Task details -> Entries follow. Set all of them down as they stand.

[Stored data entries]
▽

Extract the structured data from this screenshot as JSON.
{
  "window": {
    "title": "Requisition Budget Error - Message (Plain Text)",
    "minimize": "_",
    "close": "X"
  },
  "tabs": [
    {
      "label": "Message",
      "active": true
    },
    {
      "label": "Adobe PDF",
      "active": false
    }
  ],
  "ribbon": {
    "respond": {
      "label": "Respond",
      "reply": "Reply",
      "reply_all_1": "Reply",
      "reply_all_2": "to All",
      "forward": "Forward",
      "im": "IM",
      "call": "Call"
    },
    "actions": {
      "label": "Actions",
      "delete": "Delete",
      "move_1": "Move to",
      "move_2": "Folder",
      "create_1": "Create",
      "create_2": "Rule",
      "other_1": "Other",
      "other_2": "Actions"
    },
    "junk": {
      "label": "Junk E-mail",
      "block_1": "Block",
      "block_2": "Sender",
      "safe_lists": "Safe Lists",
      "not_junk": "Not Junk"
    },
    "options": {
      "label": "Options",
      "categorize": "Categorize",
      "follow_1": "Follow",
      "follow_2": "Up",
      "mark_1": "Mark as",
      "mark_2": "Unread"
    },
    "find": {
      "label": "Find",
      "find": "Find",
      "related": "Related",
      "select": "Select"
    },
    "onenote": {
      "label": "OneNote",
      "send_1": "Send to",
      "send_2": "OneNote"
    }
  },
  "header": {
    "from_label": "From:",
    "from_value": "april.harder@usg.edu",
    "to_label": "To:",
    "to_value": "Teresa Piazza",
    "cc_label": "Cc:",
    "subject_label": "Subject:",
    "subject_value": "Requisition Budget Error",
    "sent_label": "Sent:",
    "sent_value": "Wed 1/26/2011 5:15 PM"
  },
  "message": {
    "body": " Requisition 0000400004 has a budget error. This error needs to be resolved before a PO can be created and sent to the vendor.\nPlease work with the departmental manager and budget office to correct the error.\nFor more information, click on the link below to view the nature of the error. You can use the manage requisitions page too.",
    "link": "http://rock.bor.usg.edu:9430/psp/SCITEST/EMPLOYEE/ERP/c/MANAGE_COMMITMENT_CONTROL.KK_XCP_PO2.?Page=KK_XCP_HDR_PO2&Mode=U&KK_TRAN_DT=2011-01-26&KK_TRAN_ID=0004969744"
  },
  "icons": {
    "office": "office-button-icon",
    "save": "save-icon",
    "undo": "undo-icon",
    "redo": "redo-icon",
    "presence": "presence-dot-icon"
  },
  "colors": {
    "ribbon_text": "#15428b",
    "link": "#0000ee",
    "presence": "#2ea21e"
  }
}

△

Answer ->
Extract the structured data from this screenshot as JSON.
{
  "window": {
    "title": "Requisition Budget Error - Message (Plain Text)",
    "minimize": "_",
    "close": "X"
  },
  "tabs": [
    {
      "label": "Message",
      "active": true
    },
    {
      "label": "Adobe PDF",
      "active": false
    }
  ],
  "ribbon": {
    "respond": {
      "label": "Respond",
      "reply": "Reply",
      "reply_all_1": "Reply",
      "reply_all_2": "to All",
      "forward": "Forward",
      "im": "IM",
      "call": "Call"
    },
    "actions": {
      "label": "Actions",
      "delete": "Delete",
      "move_1": "Move to",
      "move_2": "Folder",
      "create_1": "Create",
      "create_2": "Rule",
      "other_1": "Other",
      "other_2": "Actions"
    },
    "junk": {
      "label": "Junk E-mail",
      "block_1": "Block",
      "block_2": "Sender",
      "safe_lists": "Safe Lists",
      "not_junk": "Not Junk"
    },
    "options": {
      "label": "Options",
      "categorize": "Categorize",
      "follow_1": "Follow",
      "follow_2": "Up",
      "mark_1": "Mark as",
      "mark_2": "Unread"
    },
    "find": {
      "label": "Find",
      "find": "Find",
      "related": "Related",
      "select": "Select"
    },
    "onenote": {
      "label": "OneNote",
      "send_1": "Send to",
      "send_2": "OneNote"
    }
  },
  "header": {
    "from_label": "From:",
    "from_value": "april.harder@usg.edu",
    "to_label": "To:",
    "to_value": "Teresa Piazza",
    "cc_label": "Cc:",
    "subject_label": "Subject:",
    "subject_value": "Requisition Budget Error",
    "sent_label": "Sent:",
    "sent_value": "Wed 1/26/2011 5:15 PM"
  },
  "message": {
    "body": " Requisition 0000400004 has a budget error. This error needs to be resolved before a PO can be created and sent to the vendor.\nPlease work with the departmental manager and budget office to correct the error.\nFor more information, click on the link below to view the nature of the error. You can use the manage requisitions page too.",
    "link": "http://rock.bor.usg.edu:9430/psp/SCITEST/EMPLOYEE/ERP/c/MANAGE_COMMITMENT_CONTROL.KK_XCP_PO2.?Page=KK_XCP_HDR_PO2&Mode=U&KK_TRAN_DT=2011-01-26&KK_TRAN_ID=0004969744"
  },
  "icons": {
    "office": "office-button-icon",
    "save": "save-icon",
    "undo": "undo-icon",
    "redo": "redo-icon",
    "presence": "presence-dot-icon"
  },
  "colors": {
    "ribbon_text": "#15428b",
    "link": "#0000ee",
    "presence": "#2ea21e"
  }
}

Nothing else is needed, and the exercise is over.